* Start RECORDS PROVIDED *

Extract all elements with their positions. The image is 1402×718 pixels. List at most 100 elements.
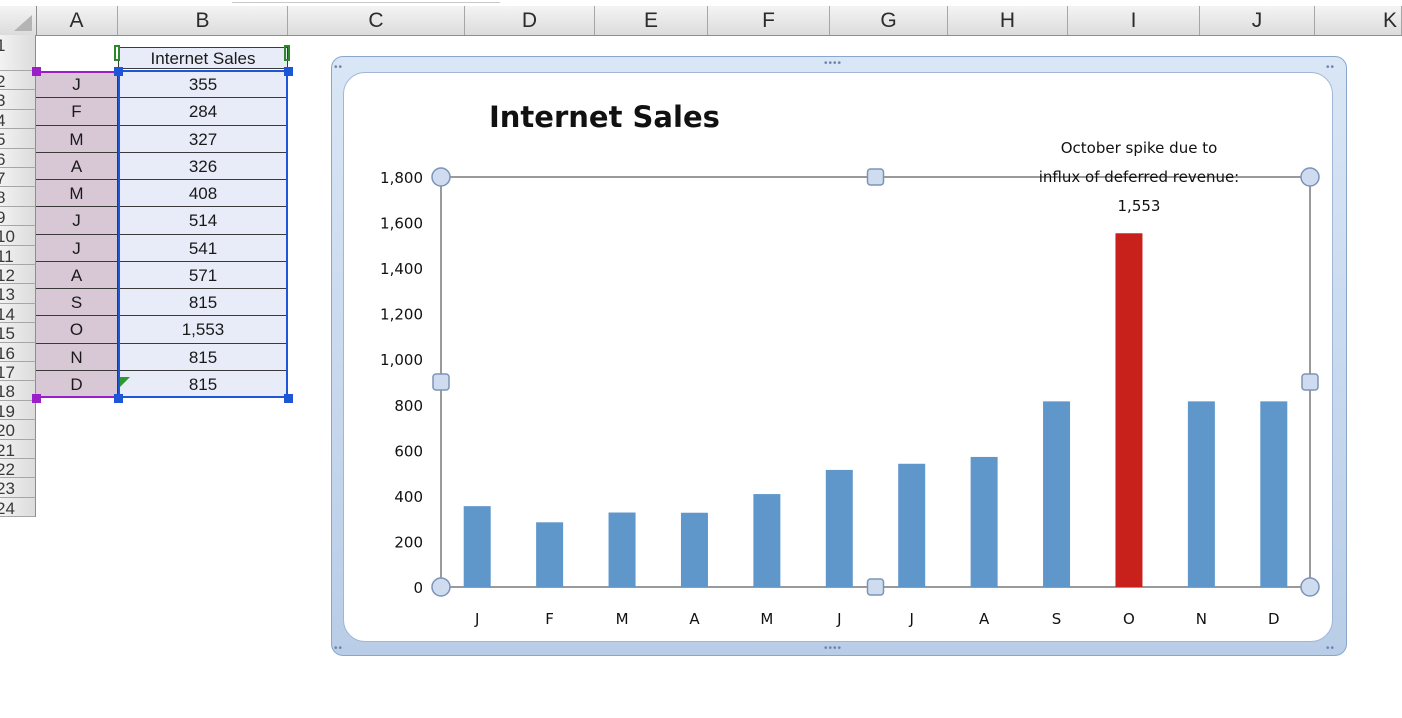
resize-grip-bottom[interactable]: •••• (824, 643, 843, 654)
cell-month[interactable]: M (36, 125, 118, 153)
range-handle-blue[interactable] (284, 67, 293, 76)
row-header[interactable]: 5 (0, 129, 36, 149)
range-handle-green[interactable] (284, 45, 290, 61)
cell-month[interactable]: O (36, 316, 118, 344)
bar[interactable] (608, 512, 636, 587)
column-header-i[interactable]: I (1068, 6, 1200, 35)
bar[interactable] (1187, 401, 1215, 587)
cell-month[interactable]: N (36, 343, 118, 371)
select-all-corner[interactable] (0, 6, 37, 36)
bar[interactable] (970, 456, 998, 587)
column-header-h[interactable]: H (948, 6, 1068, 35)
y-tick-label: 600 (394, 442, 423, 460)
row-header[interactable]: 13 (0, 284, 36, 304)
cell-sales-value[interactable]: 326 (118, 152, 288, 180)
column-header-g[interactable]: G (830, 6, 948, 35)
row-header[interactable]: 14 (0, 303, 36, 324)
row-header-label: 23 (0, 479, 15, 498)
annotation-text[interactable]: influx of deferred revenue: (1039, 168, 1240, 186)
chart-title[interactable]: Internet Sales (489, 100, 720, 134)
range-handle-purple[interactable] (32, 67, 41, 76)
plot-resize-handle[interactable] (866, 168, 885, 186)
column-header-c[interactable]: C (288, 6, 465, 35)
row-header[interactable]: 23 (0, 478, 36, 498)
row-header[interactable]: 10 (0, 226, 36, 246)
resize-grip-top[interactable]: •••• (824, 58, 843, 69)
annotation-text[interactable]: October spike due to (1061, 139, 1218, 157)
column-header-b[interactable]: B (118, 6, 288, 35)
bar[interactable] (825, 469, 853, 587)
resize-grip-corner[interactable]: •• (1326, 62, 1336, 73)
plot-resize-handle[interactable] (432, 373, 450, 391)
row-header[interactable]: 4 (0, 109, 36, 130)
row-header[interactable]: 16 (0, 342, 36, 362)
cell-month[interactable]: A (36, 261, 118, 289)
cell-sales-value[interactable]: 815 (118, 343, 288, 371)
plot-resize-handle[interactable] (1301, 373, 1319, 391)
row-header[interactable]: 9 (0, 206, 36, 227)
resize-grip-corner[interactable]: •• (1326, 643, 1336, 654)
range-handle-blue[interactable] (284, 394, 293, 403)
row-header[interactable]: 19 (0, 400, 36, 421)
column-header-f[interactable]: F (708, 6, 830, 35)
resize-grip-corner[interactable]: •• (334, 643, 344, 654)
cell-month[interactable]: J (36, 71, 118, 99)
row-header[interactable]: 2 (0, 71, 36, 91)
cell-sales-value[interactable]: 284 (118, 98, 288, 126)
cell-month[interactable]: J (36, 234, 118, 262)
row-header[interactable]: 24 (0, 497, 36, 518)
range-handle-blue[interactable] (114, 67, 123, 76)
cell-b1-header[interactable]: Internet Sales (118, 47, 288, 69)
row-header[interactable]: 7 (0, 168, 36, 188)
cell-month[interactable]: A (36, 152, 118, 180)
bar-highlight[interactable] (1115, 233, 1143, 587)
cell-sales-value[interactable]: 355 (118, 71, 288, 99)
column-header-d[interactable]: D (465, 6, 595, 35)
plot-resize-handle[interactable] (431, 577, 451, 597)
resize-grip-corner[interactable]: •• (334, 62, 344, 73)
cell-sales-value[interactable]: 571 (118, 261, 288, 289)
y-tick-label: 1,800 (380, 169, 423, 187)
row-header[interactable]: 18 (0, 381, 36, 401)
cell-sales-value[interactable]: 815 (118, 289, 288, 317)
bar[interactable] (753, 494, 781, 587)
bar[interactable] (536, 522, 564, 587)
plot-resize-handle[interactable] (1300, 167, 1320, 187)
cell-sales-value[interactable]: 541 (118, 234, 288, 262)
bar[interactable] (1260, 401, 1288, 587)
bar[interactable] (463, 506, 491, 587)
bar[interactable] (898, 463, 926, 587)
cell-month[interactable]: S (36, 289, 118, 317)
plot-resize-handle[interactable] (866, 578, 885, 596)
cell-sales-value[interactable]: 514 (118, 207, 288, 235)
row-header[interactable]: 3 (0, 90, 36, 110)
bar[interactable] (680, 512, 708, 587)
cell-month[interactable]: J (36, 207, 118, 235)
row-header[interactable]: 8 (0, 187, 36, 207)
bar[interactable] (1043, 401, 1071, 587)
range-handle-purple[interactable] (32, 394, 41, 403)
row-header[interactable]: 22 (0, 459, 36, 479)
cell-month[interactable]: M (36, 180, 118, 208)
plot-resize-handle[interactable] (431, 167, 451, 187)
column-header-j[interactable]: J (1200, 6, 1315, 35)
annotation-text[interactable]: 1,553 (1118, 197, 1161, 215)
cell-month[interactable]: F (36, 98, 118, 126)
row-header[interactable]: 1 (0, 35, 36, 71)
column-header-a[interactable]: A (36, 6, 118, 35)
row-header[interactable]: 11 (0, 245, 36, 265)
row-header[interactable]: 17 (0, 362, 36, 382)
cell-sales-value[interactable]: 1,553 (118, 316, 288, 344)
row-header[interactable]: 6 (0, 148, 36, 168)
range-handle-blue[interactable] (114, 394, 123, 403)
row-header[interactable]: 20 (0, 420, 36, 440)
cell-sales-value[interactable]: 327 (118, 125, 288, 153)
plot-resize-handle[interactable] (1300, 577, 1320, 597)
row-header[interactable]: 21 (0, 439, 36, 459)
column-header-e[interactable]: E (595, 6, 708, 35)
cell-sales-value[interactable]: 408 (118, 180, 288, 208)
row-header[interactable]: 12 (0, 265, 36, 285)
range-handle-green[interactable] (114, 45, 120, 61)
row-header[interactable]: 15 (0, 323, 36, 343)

* End RECORDS PROVIDED *

## TASK DESCRIPTION
Please pick out every line in the items above that contains the string "purple".

## ANSWER TO THIS EXERCISE
range-handle-purple[interactable] (32, 67, 41, 76)
range-handle-purple[interactable] (32, 394, 41, 403)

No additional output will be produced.